--- start Material for this exercise ---
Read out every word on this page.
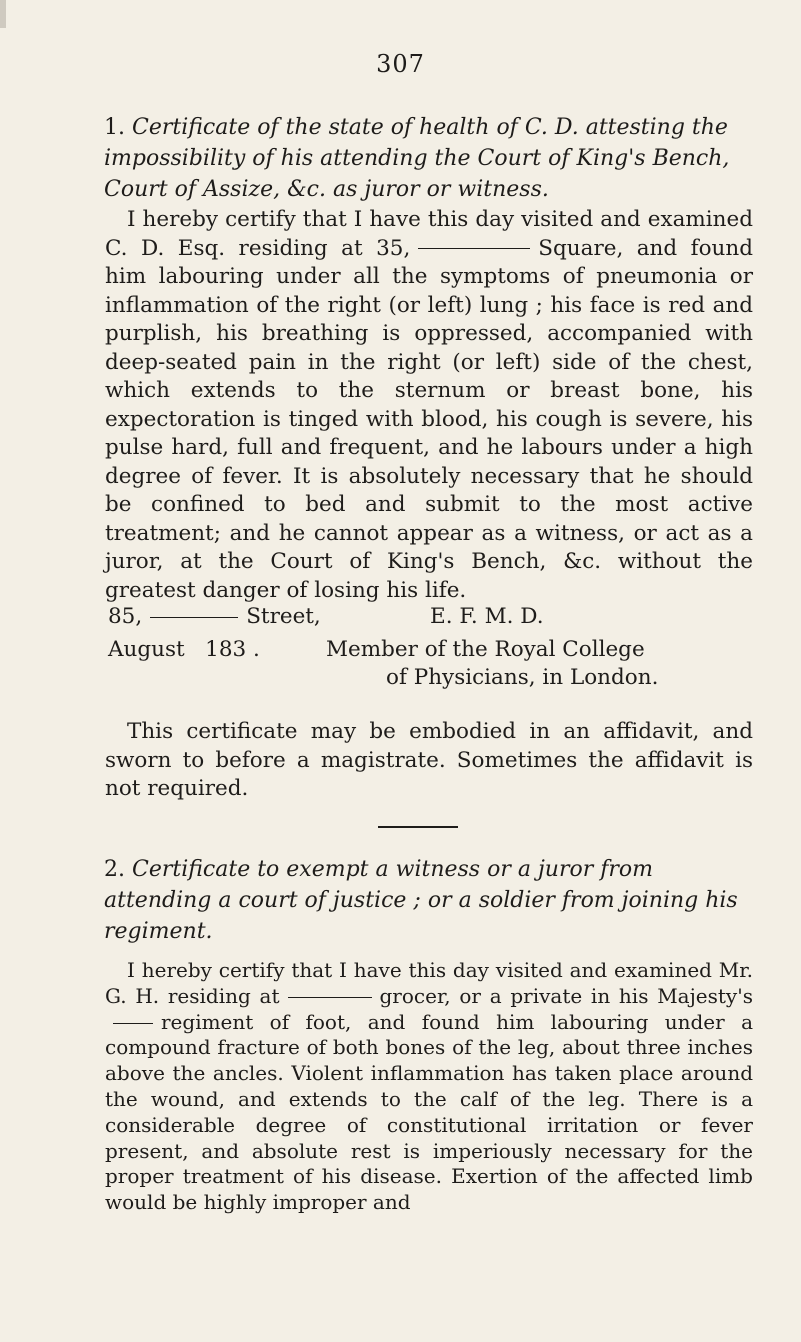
307

1. Certificate of the state of health of C. D. attesting the impossibility of his attending the Court of King's Bench, Court of Assize, &c. as juror or witness.

I hereby certify that I have this day visited and examined C. D. Esq. residing at 35,	Square, and found him labouring under all the symptoms of pneumonia or inflammation of the right (or left) lung ; his face is red and purplish, his breathing is oppressed, accompanied with deep-seated pain in the right (or left) side of the chest, which extends to the sternum or breast bone, his expectoration is tinged with blood, his cough is severe, his pulse hard, full and frequent, and he labours under a high degree of fever. It is absolutely necessary that he should be confined to bed and submit to the most active treatment; and he cannot appear as a witness, or act as a juror, at the Court of King's Bench, &c. without the greatest danger of losing his life.

85,	Street,	E. F. M. D.
August   183 .	Member of the Royal College
of Physicians, in London.

This certificate may be embodied in an affidavit, and sworn to before a magistrate. Sometimes the affidavit is not required.

2. Certificate to exempt a witness or a juror from attending a court of justice ; or a soldier from joining his regiment.

I hereby certify that I have this day visited and examined Mr. G. H. residing at	grocer, or a private in his Majesty'sregiment of foot, and found him labouring under a compound fracture of both bones of the leg, about three inches above the ancles. Violent inflammation has taken place around the wound, and extends to the calf of the leg. There is a considerable degree of constitutional irritation or fever present, and absolute rest is imperiously necessary for the proper treatment of his disease. Exertion of the affected limb would be highly improper and
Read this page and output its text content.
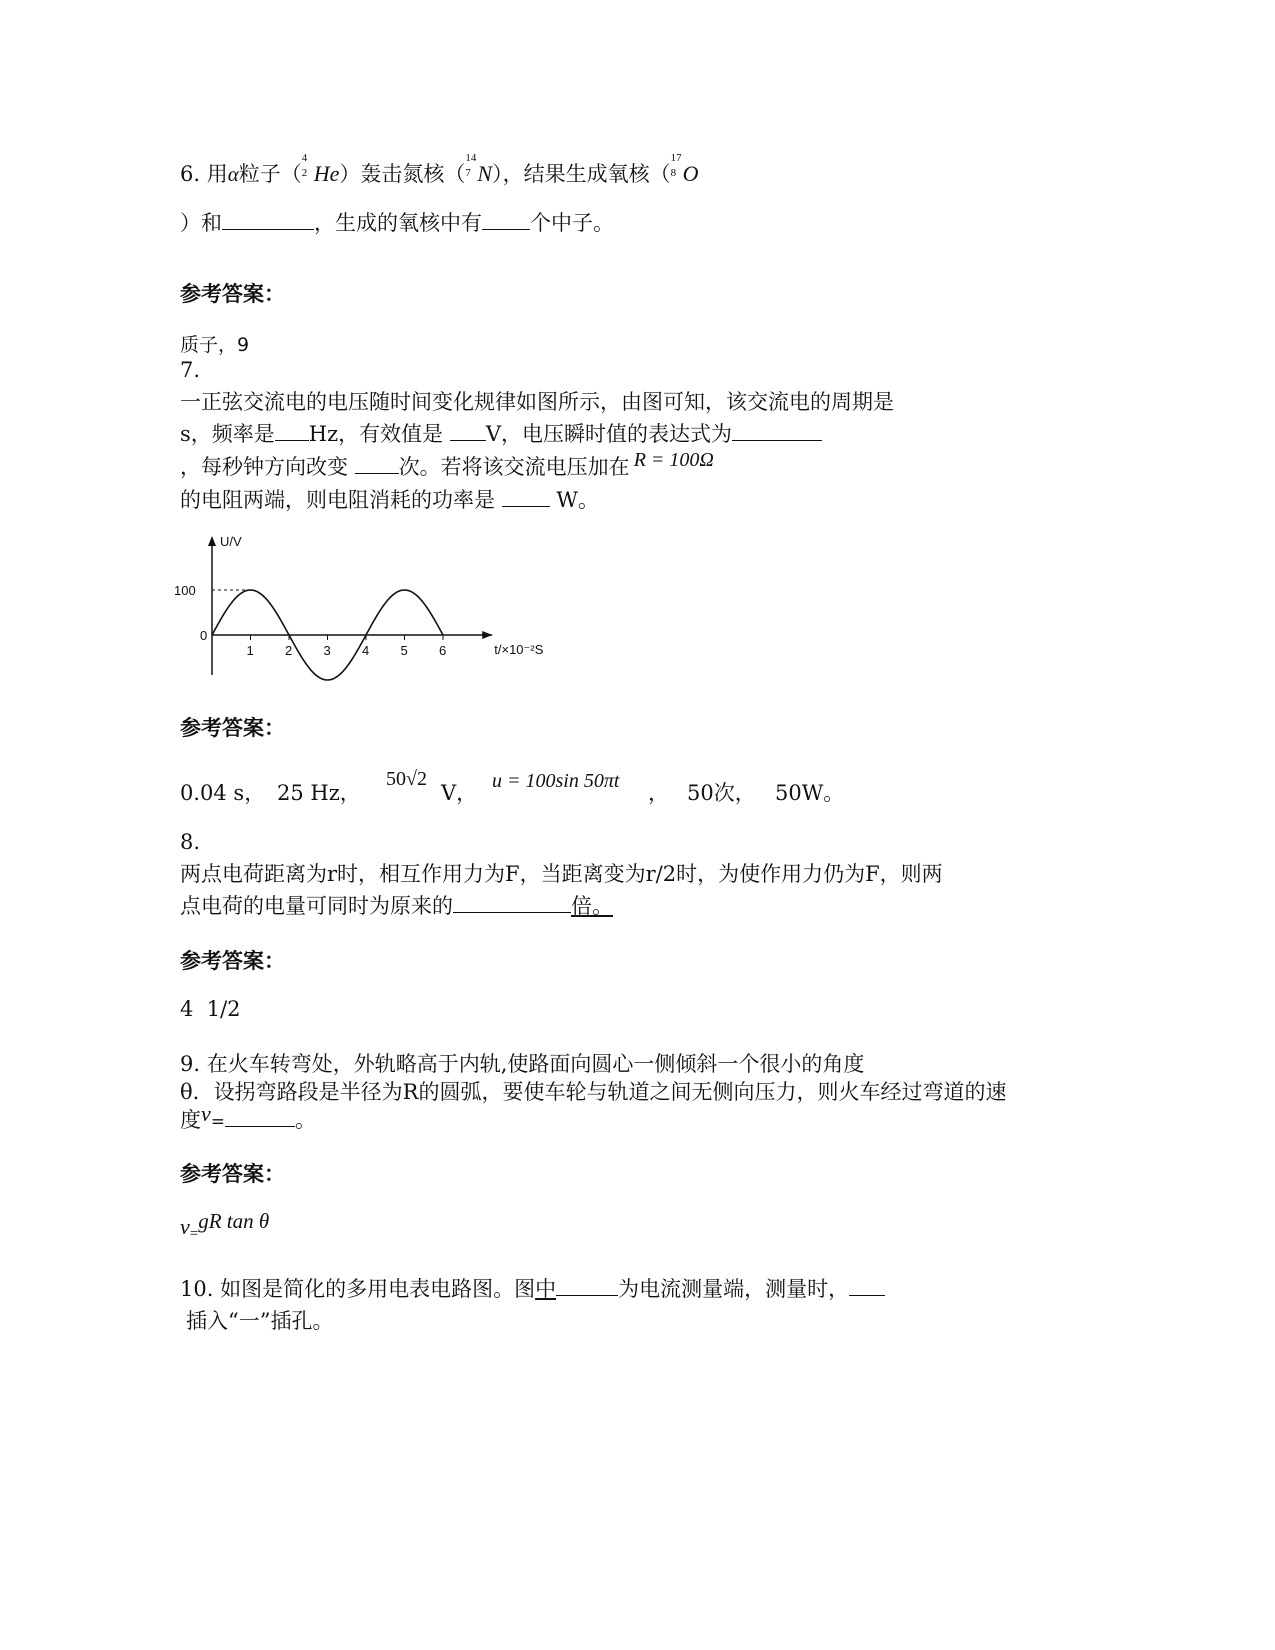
6. 用α粒子（
4
2 He）轰击氮核（
14
7 N），结果生成氧核（
17
8 O
）和	，生成的氧核中有 个中子。
参考答案：
质子，9
7.
一正弦交流电的电压随时间变化规律如图所示，由图可知，该交流电的周期是
s，频率是 Hz，有效值是 V，电压瞬时值的表达式为
，每秒钟方向改变 次。若将该交流电压加在 R = 100Ω
的电阻两端，则电阻消耗的功率是	W。
U/V
t/×10⁻²S
100
0
1 2 3 4 5 6
参考答案：
0.04 s， 25 Hz，
50√2
V， u = 100sin 50πt ， 50次， 50W。
8.
两点电荷距离为r时，相互作用力为F，当距离变为r/2时，为使作用力仍为F，则两
点电荷的电量可同时为原来的	倍。
参考答案：
4  1/2
9. 在火车转弯处，外轨略高于内轨,使路面向圆心一侧倾斜一个很小的角度
θ．设拐弯路段是半径为R的圆弧，要使车轮与轨道之间无侧向压力，则火车经过弯道的速
度v=	。
参考答案：
$v_=gR$ tan θ
10. 如图是简化的多用电表电路图。图中	为电流测量端，测量时，
插入“一”插孔。
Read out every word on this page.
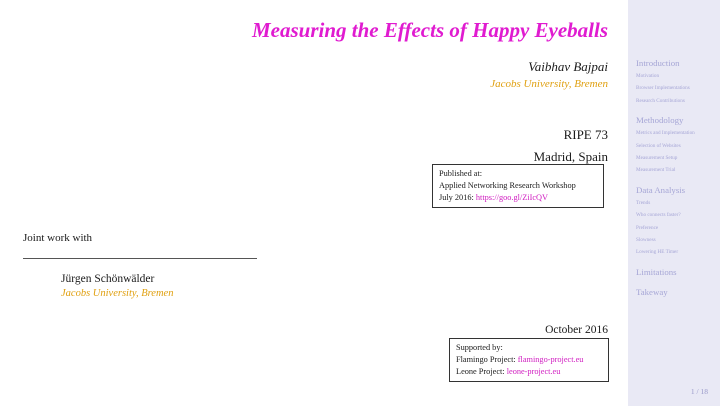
Measuring the Effects of Happy Eyeballs
Vaibhav Bajpai
Jacobs University, Bremen
RIPE 73
Madrid, Spain
Published at:
Applied Networking Research Workshop
July 2016: https://goo.gl/ZiIcQV
Joint work with
Jürgen Schönwälder
Jacobs University, Bremen
October 2016
Supported by:
Flamingo Project: flamingo-project.eu
Leone Project: leone-project.eu
Introduction
Motivation
Browser Implementations
Research Contributions
Methodology
Metrics and Implementation
Selection of Websites
Measurement Setup
Measurement Trial
Data Analysis
Trends
Who connects faster?
Preference
Slowness
Lowering HE Timer
Limitations
Takeway
1 / 18
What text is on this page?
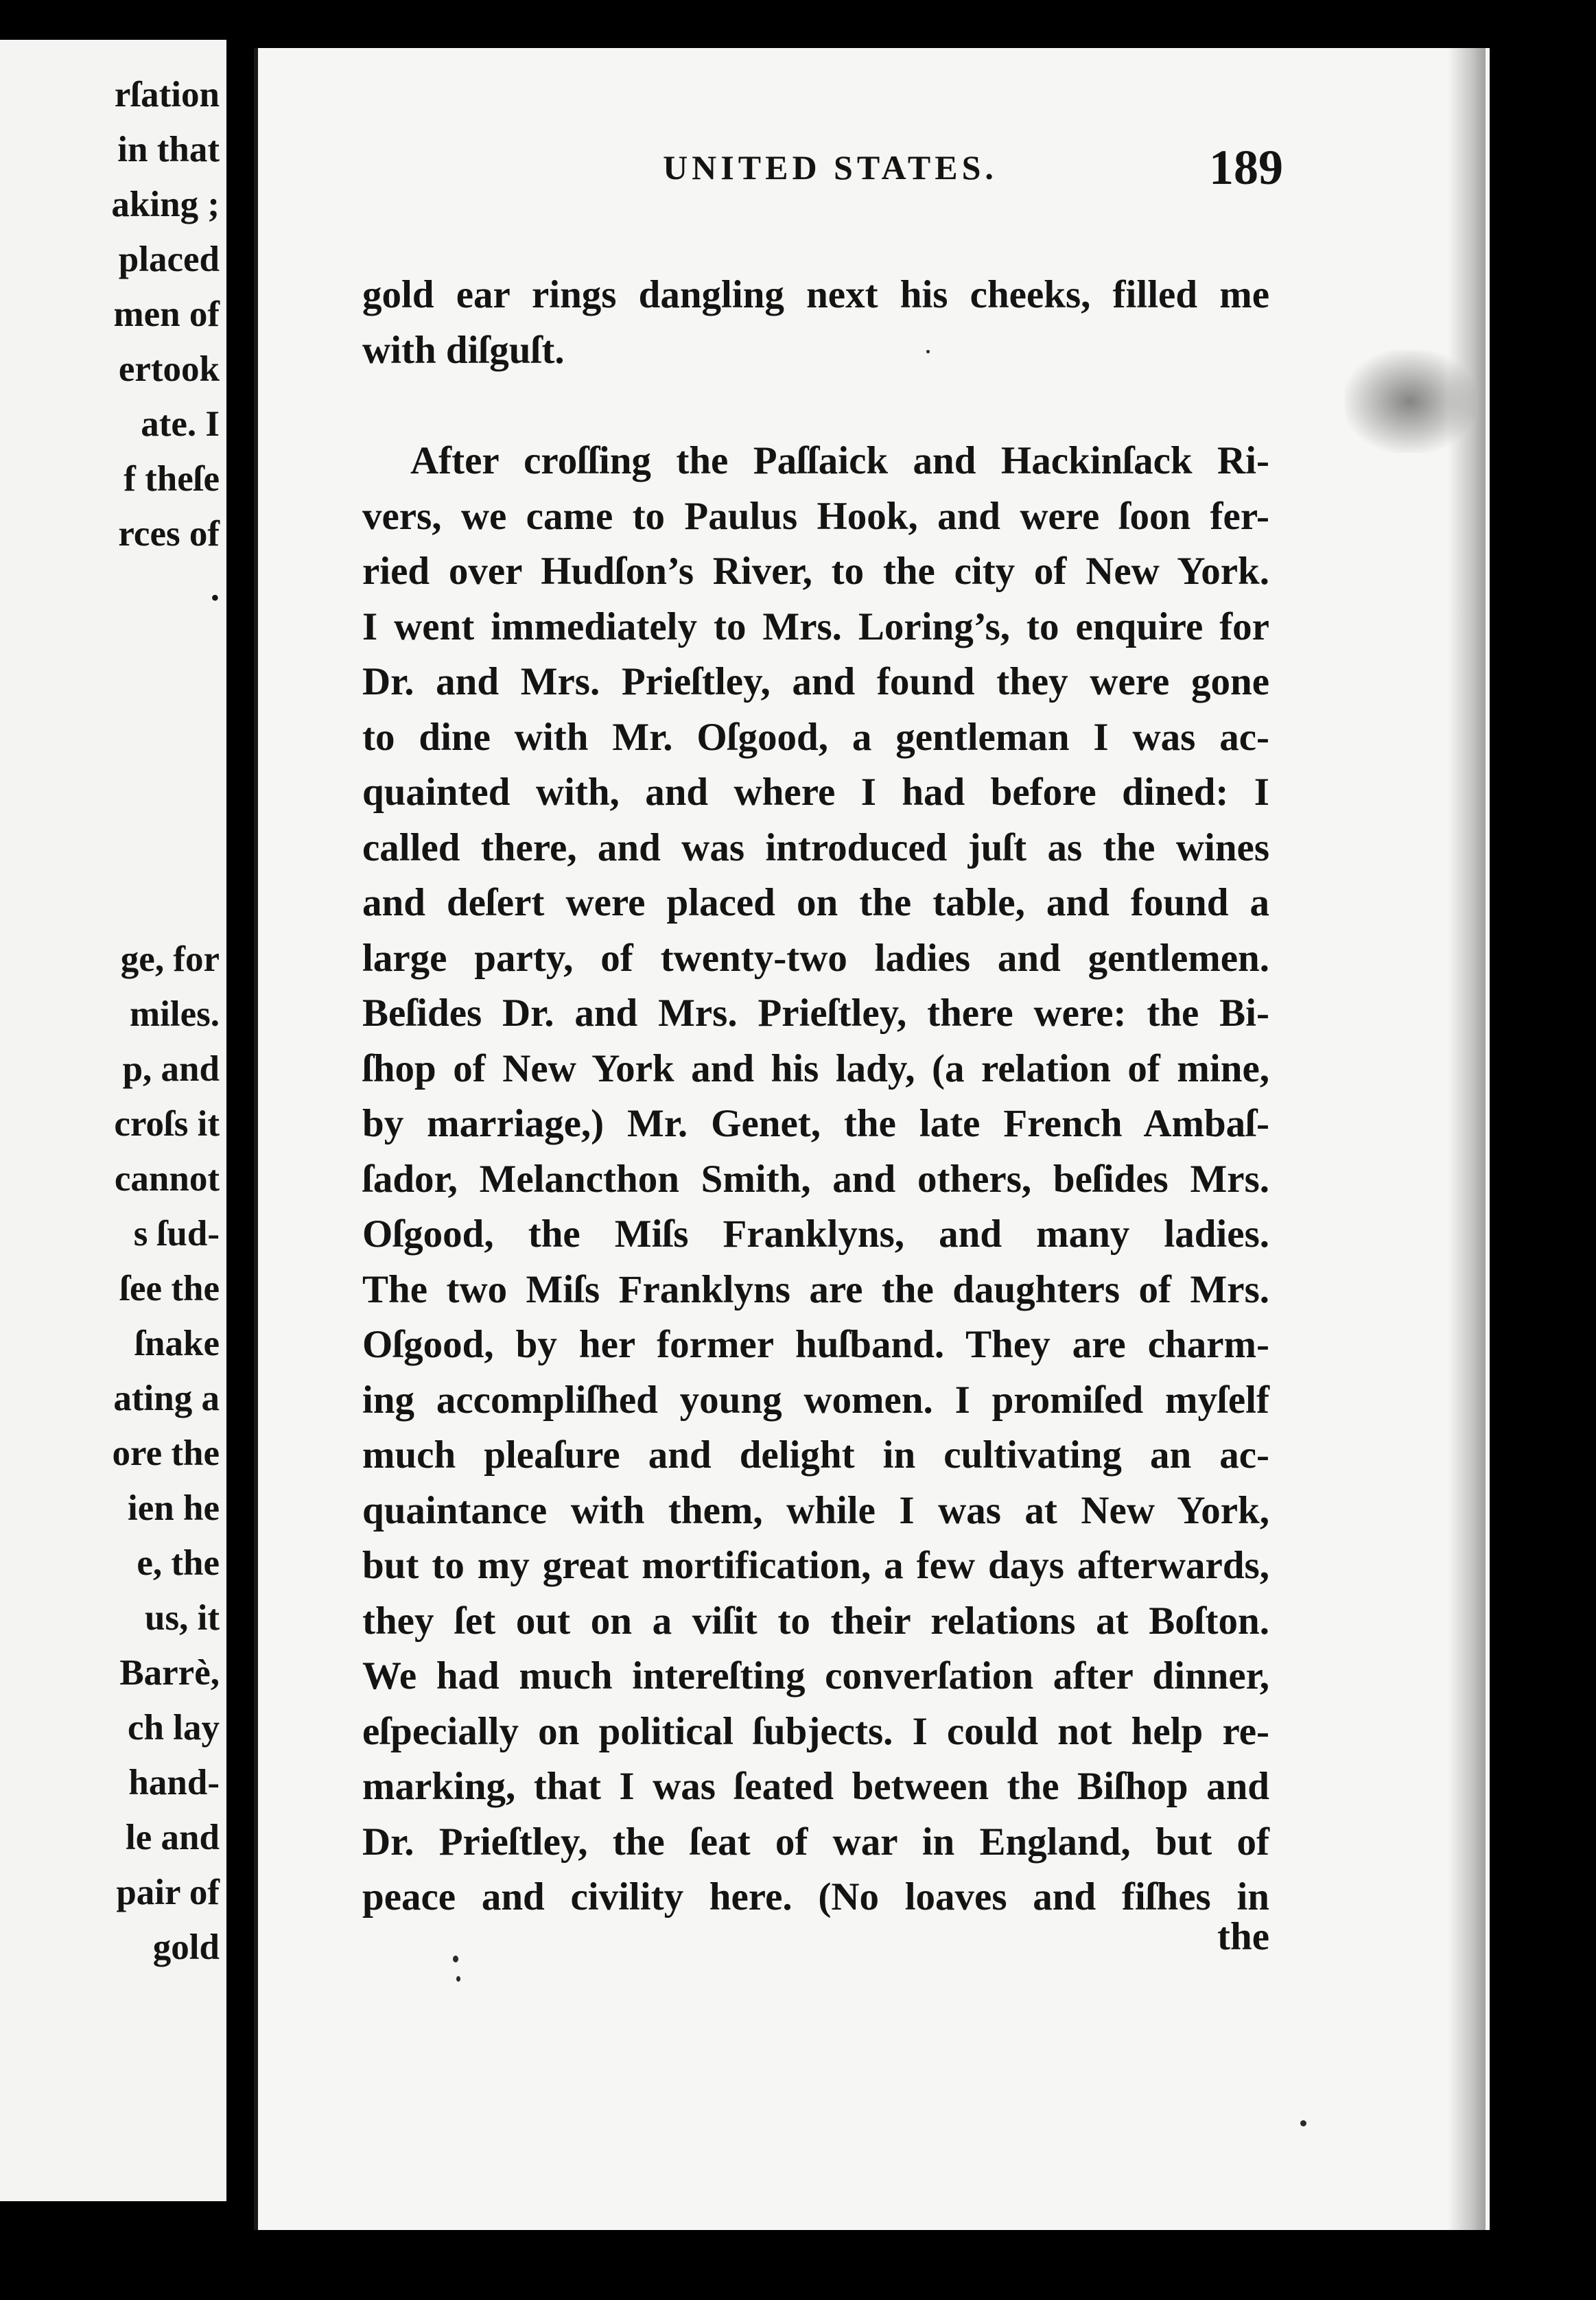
rſation
in that
aking ;
placed
men of
ertook
ate. I
f theſe
rces of
.
ge, for
miles.
p, and
croſs it
cannot
s ſud-
ſee the
ſnake
ating a
ore the
ien he
e, the
us, it
Barrè,
ch lay
hand-
le and
pair of
gold
UNITED STATES.	189
gold ear rings dangling next his cheeks, filled me
with diſguſt.
After croſſing the Paſſaick and Hackinſack Ri-
vers, we came to Paulus Hook, and were ſoon fer-
ried over Hudſon’s River, to the city of New York.
I went immediately to Mrs. Loring’s, to enquire for
Dr. and Mrs. Prieſtley, and found they were gone
to dine with Mr. Oſgood, a gentleman I was ac-
quainted with, and where I had before dined: I
called there, and was introduced juſt as the wines
and deſert were placed on the table, and found a
large party, of twenty-two ladies and gentlemen.
Beſides Dr. and Mrs. Prieſtley, there were: the Bi-
ſhop of New York and his lady, (a relation of mine,
by marriage,) Mr. Genet, the late French Ambaſ-
ſador, Melancthon Smith, and others, beſides Mrs.
Oſgood, the Miſs Franklyns, and many ladies.
The two Miſs Franklyns are the daughters of Mrs.
Oſgood, by her former huſband. They are charm-
ing accompliſhed young women. I promiſed myſelf
much pleaſure and delight in cultivating an ac-
quaintance with them, while I was at New York,
but to my great mortification, a few days afterwards,
they ſet out on a viſit to their relations at Boſton.
We had much intereſting converſation after dinner,
eſpecially on political ſubjects. I could not help re-
marking, that I was ſeated between the Biſhop and
Dr. Prieſtley, the ſeat of war in England, but of
peace and civility here. (No loaves and fiſhes in
the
--- end Material for this exercise ---
- [Exercise] Do not copy the pictures, but repeat every line exactly.

- [Exercise solution]
Read out every word on this page.
307

1. Certificate of the state of health of C. D. attesting the impossibility of his attending the Court of King's Bench, Court of Assize, &c. as juror or witness.

I hereby certify that I have this day visited and examined C. D. Esq. residing at 35,	Square, and found him labouring under all the symptoms of pneumonia or inflammation of the right (or left) lung ; his face is red and purplish, his breathing is oppressed, accompanied with deep-seated pain in the right (or left) side of the chest, which extends to the sternum or breast bone, his expectoration is tinged with blood, his cough is severe, his pulse hard, full and frequent, and he labours under a high degree of fever. It is absolutely necessary that he should be confined to bed and submit to the most active treatment; and he cannot appear as a witness, or act as a juror, at the Court of King's Bench, &c. without the greatest danger of losing his life.

85,	Street,	E. F. M. D.
August   183 .	Member of the Royal College
of Physicians, in London.

This certificate may be embodied in an affidavit, and sworn to before a magistrate. Sometimes the affidavit is not required.

2. Certificate to exempt a witness or a juror from attending a court of justice ; or a soldier from joining his regiment.

I hereby certify that I have this day visited and examined Mr. G. H. residing at	grocer, or a private in his Majesty'sregiment of foot, and found him labouring under a compound fracture of both bones of the leg, about three inches above the ancles. Violent inflammation has taken place around the wound, and extends to the calf of the leg. There is a considerable degree of constitutional irritation or fever present, and absolute rest is imperiously necessary for the proper treatment of his disease. Exertion of the affected limb would be highly improper and
Read this page and output its text content.
6. 用α粒子（
4
2 He）轰击氮核（
14
7 N），结果生成氧核（
17
8 O
）和	，生成的氧核中有 个中子。
参考答案：
质子，9
7.
一正弦交流电的电压随时间变化规律如图所示，由图可知，该交流电的周期是
s，频率是 Hz，有效值是 V，电压瞬时值的表达式为
，每秒钟方向改变 次。若将该交流电压加在 R = 100Ω
的电阻两端，则电阻消耗的功率是	W。
U/V
t/×10⁻²S
100
0
1 2 3 4 5 6
参考答案：
0.04 s， 25 Hz，
50√2
V， u = 100sin 50πt ， 50次， 50W。
8.
两点电荷距离为r时，相互作用力为F，当距离变为r/2时，为使作用力仍为F，则两
点电荷的电量可同时为原来的	倍。
参考答案：
4  1/2
9. 在火车转弯处，外轨略高于内轨,使路面向圆心一侧倾斜一个很小的角度
θ．设拐弯路段是半径为R的圆弧，要使车轮与轨道之间无侧向压力，则火车经过弯道的速
度v=	。
参考答案：
$v_=gR$ tan θ
10. 如图是简化的多用电表电路图。图中	为电流测量端，测量时，
插入“一”插孔。
Read out every word on this page.
Measuring the Effects of Happy Eyeballs
Vaibhav Bajpai
Jacobs University, Bremen
RIPE 73
Madrid, Spain
Published at:
Applied Networking Research Workshop
July 2016: https://goo.gl/ZiIcQV
Joint work with
Jürgen Schönwälder
Jacobs University, Bremen
October 2016
Supported by:
Flamingo Project: flamingo-project.eu
Leone Project: leone-project.eu
Introduction
Motivation
Browser Implementations
Research Contributions
Methodology
Metrics and Implementation
Selection of Websites
Measurement Setup
Measurement Trial
Data Analysis
Trends
Who connects faster?
Preference
Slowness
Lowering HE Timer
Limitations
Takeway
1 / 18
What text is on this page?
rſation
in that
aking ;
placed
men of
ertook
ate. I
f theſe
rces of
.
ge, for
miles.
p, and
croſs it
cannot
s ſud-
ſee the
ſnake
ating a
ore the
ien he
e, the
us, it
Barrè,
ch lay
hand-
le and
pair of
gold
UNITED STATES.	189
gold ear rings dangling next his cheeks, filled me
with diſguſt.
After croſſing the Paſſaick and Hackinſack Ri-
vers, we came to Paulus Hook, and were ſoon fer-
ried over Hudſon’s River, to the city of New York.
I went immediately to Mrs. Loring’s, to enquire for
Dr. and Mrs. Prieſtley, and found they were gone
to dine with Mr. Oſgood, a gentleman I was ac-
quainted with, and where I had before dined: I
called there, and was introduced juſt as the wines
and deſert were placed on the table, and found a
large party, of twenty-two ladies and gentlemen.
Beſides Dr. and Mrs. Prieſtley, there were: the Bi-
ſhop of New York and his lady, (a relation of mine,
by marriage,) Mr. Genet, the late French Ambaſ-
ſador, Melancthon Smith, and others, beſides Mrs.
Oſgood, the Miſs Franklyns, and many ladies.
The two Miſs Franklyns are the daughters of Mrs.
Oſgood, by her former huſband. They are charm-
ing accompliſhed young women. I promiſed myſelf
much pleaſure and delight in cultivating an ac-
quaintance with them, while I was at New York,
but to my great mortification, a few days afterwards,
they ſet out on a viſit to their relations at Boſton.
We had much intereſting converſation after dinner,
eſpecially on political ſubjects. I could not help re-
marking, that I was ſeated between the Biſhop and
Dr. Prieſtley, the ſeat of war in England, but of
peace and civility here. (No loaves and fiſhes in
the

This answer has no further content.